What you have to do: Restate the complete material exactly.

::: Entries

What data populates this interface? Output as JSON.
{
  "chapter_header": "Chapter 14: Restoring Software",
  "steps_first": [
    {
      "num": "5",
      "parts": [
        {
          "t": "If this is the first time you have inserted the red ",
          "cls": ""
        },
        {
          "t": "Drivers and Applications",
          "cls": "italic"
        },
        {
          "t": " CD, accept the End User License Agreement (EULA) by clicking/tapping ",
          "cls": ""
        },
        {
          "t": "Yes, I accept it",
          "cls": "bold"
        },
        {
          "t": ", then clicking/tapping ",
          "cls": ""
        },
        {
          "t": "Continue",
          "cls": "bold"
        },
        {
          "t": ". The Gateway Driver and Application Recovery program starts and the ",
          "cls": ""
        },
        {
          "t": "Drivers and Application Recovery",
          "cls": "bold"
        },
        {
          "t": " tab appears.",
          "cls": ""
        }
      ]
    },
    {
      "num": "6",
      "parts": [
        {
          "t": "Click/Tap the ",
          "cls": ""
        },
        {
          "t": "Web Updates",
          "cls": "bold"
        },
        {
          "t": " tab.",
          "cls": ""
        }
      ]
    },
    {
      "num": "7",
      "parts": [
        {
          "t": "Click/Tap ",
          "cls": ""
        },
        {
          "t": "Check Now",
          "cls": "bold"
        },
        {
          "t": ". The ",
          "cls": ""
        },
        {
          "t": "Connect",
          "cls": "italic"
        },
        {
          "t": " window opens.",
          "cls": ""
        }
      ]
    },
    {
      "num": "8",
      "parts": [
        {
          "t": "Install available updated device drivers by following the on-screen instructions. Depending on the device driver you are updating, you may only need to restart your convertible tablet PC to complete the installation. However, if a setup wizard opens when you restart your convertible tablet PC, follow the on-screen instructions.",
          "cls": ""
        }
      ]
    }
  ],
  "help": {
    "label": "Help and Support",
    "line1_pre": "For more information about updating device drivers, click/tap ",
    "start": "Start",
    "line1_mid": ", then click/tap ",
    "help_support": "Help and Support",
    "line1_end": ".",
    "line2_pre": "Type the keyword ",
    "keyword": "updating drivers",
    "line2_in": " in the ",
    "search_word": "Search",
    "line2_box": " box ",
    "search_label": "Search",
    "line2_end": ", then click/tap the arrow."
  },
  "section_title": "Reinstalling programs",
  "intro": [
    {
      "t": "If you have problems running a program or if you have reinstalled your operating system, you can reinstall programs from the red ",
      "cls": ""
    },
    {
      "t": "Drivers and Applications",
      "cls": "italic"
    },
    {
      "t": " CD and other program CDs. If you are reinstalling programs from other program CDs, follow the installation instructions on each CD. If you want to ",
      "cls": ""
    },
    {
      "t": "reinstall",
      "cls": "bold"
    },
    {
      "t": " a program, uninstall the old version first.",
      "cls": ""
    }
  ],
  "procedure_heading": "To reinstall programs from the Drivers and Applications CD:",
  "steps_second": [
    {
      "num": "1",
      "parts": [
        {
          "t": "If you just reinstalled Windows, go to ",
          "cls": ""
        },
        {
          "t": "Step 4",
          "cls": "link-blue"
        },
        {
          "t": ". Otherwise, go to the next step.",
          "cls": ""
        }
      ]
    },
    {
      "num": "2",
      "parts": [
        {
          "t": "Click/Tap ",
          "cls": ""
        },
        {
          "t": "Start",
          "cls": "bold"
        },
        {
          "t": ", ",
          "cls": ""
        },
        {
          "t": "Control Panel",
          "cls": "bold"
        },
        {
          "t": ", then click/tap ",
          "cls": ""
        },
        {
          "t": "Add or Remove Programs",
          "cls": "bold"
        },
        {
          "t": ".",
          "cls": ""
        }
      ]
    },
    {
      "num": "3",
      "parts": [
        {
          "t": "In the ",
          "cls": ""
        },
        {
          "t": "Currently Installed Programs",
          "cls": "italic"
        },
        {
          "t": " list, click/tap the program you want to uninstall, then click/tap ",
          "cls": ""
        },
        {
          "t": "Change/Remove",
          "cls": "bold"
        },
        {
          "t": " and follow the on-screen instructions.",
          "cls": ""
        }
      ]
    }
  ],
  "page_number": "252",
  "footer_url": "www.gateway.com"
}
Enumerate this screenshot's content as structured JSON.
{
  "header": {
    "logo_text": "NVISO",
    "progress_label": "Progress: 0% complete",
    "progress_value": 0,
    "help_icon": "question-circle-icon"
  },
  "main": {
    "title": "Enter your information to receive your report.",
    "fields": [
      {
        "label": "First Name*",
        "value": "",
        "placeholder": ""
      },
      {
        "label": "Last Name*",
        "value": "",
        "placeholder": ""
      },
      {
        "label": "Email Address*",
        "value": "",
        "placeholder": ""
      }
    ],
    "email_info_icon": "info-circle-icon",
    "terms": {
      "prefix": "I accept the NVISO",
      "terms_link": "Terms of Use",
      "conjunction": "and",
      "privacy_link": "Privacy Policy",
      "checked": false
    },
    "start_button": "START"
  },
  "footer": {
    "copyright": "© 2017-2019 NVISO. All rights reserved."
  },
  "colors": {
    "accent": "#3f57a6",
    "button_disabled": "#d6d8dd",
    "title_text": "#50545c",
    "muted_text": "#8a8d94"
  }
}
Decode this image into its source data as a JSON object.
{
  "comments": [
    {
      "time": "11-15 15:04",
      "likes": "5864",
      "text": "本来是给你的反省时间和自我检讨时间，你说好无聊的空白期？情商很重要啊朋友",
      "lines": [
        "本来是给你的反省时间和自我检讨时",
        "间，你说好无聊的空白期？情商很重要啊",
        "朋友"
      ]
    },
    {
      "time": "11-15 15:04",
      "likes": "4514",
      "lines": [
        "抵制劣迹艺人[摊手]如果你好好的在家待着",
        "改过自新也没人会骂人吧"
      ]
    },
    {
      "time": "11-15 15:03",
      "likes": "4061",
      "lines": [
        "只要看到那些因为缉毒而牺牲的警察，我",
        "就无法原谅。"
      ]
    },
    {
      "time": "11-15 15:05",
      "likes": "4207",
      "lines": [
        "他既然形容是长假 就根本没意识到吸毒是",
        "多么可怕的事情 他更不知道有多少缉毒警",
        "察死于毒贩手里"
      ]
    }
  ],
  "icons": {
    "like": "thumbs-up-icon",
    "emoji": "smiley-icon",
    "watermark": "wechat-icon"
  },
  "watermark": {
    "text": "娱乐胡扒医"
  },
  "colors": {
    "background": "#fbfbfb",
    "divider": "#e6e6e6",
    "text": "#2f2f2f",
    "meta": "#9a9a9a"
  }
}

::::::

Completed task:
What data populates this interface? Output as JSON.
{
  "chapter_header": "Chapter 14: Restoring Software",
  "steps_first": [
    {
      "num": "5",
      "parts": [
        {
          "t": "If this is the first time you have inserted the red ",
          "cls": ""
        },
        {
          "t": "Drivers and Applications",
          "cls": "italic"
        },
        {
          "t": " CD, accept the End User License Agreement (EULA) by clicking/tapping ",
          "cls": ""
        },
        {
          "t": "Yes, I accept it",
          "cls": "bold"
        },
        {
          "t": ", then clicking/tapping ",
          "cls": ""
        },
        {
          "t": "Continue",
          "cls": "bold"
        },
        {
          "t": ". The Gateway Driver and Application Recovery program starts and the ",
          "cls": ""
        },
        {
          "t": "Drivers and Application Recovery",
          "cls": "bold"
        },
        {
          "t": " tab appears.",
          "cls": ""
        }
      ]
    },
    {
      "num": "6",
      "parts": [
        {
          "t": "Click/Tap the ",
          "cls": ""
        },
        {
          "t": "Web Updates",
          "cls": "bold"
        },
        {
          "t": " tab.",
          "cls": ""
        }
      ]
    },
    {
      "num": "7",
      "parts": [
        {
          "t": "Click/Tap ",
          "cls": ""
        },
        {
          "t": "Check Now",
          "cls": "bold"
        },
        {
          "t": ". The ",
          "cls": ""
        },
        {
          "t": "Connect",
          "cls": "italic"
        },
        {
          "t": " window opens.",
          "cls": ""
        }
      ]
    },
    {
      "num": "8",
      "parts": [
        {
          "t": "Install available updated device drivers by following the on-screen instructions. Depending on the device driver you are updating, you may only need to restart your convertible tablet PC to complete the installation. However, if a setup wizard opens when you restart your convertible tablet PC, follow the on-screen instructions.",
          "cls": ""
        }
      ]
    }
  ],
  "help": {
    "label": "Help and Support",
    "line1_pre": "For more information about updating device drivers, click/tap ",
    "start": "Start",
    "line1_mid": ", then click/tap ",
    "help_support": "Help and Support",
    "line1_end": ".",
    "line2_pre": "Type the keyword ",
    "keyword": "updating drivers",
    "line2_in": " in the ",
    "search_word": "Search",
    "line2_box": " box ",
    "search_label": "Search",
    "line2_end": ", then click/tap the arrow."
  },
  "section_title": "Reinstalling programs",
  "intro": [
    {
      "t": "If you have problems running a program or if you have reinstalled your operating system, you can reinstall programs from the red ",
      "cls": ""
    },
    {
      "t": "Drivers and Applications",
      "cls": "italic"
    },
    {
      "t": " CD and other program CDs. If you are reinstalling programs from other program CDs, follow the installation instructions on each CD. If you want to ",
      "cls": ""
    },
    {
      "t": "reinstall",
      "cls": "bold"
    },
    {
      "t": " a program, uninstall the old version first.",
      "cls": ""
    }
  ],
  "procedure_heading": "To reinstall programs from the Drivers and Applications CD:",
  "steps_second": [
    {
      "num": "1",
      "parts": [
        {
          "t": "If you just reinstalled Windows, go to ",
          "cls": ""
        },
        {
          "t": "Step 4",
          "cls": "link-blue"
        },
        {
          "t": ". Otherwise, go to the next step.",
          "cls": ""
        }
      ]
    },
    {
      "num": "2",
      "parts": [
        {
          "t": "Click/Tap ",
          "cls": ""
        },
        {
          "t": "Start",
          "cls": "bold"
        },
        {
          "t": ", ",
          "cls": ""
        },
        {
          "t": "Control Panel",
          "cls": "bold"
        },
        {
          "t": ", then click/tap ",
          "cls": ""
        },
        {
          "t": "Add or Remove Programs",
          "cls": "bold"
        },
        {
          "t": ".",
          "cls": ""
        }
      ]
    },
    {
      "num": "3",
      "parts": [
        {
          "t": "In the ",
          "cls": ""
        },
        {
          "t": "Currently Installed Programs",
          "cls": "italic"
        },
        {
          "t": " list, click/tap the program you want to uninstall, then click/tap ",
          "cls": ""
        },
        {
          "t": "Change/Remove",
          "cls": "bold"
        },
        {
          "t": " and follow the on-screen instructions.",
          "cls": ""
        }
      ]
    }
  ],
  "page_number": "252",
  "footer_url": "www.gateway.com"
}
Enumerate this screenshot's content as structured JSON.
{
  "header": {
    "logo_text": "NVISO",
    "progress_label": "Progress: 0% complete",
    "progress_value": 0,
    "help_icon": "question-circle-icon"
  },
  "main": {
    "title": "Enter your information to receive your report.",
    "fields": [
      {
        "label": "First Name*",
        "value": "",
        "placeholder": ""
      },
      {
        "label": "Last Name*",
        "value": "",
        "placeholder": ""
      },
      {
        "label": "Email Address*",
        "value": "",
        "placeholder": ""
      }
    ],
    "email_info_icon": "info-circle-icon",
    "terms": {
      "prefix": "I accept the NVISO",
      "terms_link": "Terms of Use",
      "conjunction": "and",
      "privacy_link": "Privacy Policy",
      "checked": false
    },
    "start_button": "START"
  },
  "footer": {
    "copyright": "© 2017-2019 NVISO. All rights reserved."
  },
  "colors": {
    "accent": "#3f57a6",
    "button_disabled": "#d6d8dd",
    "title_text": "#50545c",
    "muted_text": "#8a8d94"
  }
}
Decode this image into its source data as a JSON object.
{
  "comments": [
    {
      "time": "11-15 15:04",
      "likes": "5864",
      "text": "本来是给你的反省时间和自我检讨时间，你说好无聊的空白期？情商很重要啊朋友",
      "lines": [
        "本来是给你的反省时间和自我检讨时",
        "间，你说好无聊的空白期？情商很重要啊",
        "朋友"
      ]
    },
    {
      "time": "11-15 15:04",
      "likes": "4514",
      "lines": [
        "抵制劣迹艺人[摊手]如果你好好的在家待着",
        "改过自新也没人会骂人吧"
      ]
    },
    {
      "time": "11-15 15:03",
      "likes": "4061",
      "lines": [
        "只要看到那些因为缉毒而牺牲的警察，我",
        "就无法原谅。"
      ]
    },
    {
      "time": "11-15 15:05",
      "likes": "4207",
      "lines": [
        "他既然形容是长假 就根本没意识到吸毒是",
        "多么可怕的事情 他更不知道有多少缉毒警",
        "察死于毒贩手里"
      ]
    }
  ],
  "icons": {
    "like": "thumbs-up-icon",
    "emoji": "smiley-icon",
    "watermark": "wechat-icon"
  },
  "watermark": {
    "text": "娱乐胡扒医"
  },
  "colors": {
    "background": "#fbfbfb",
    "divider": "#e6e6e6",
    "text": "#2f2f2f",
    "meta": "#9a9a9a"
  }
}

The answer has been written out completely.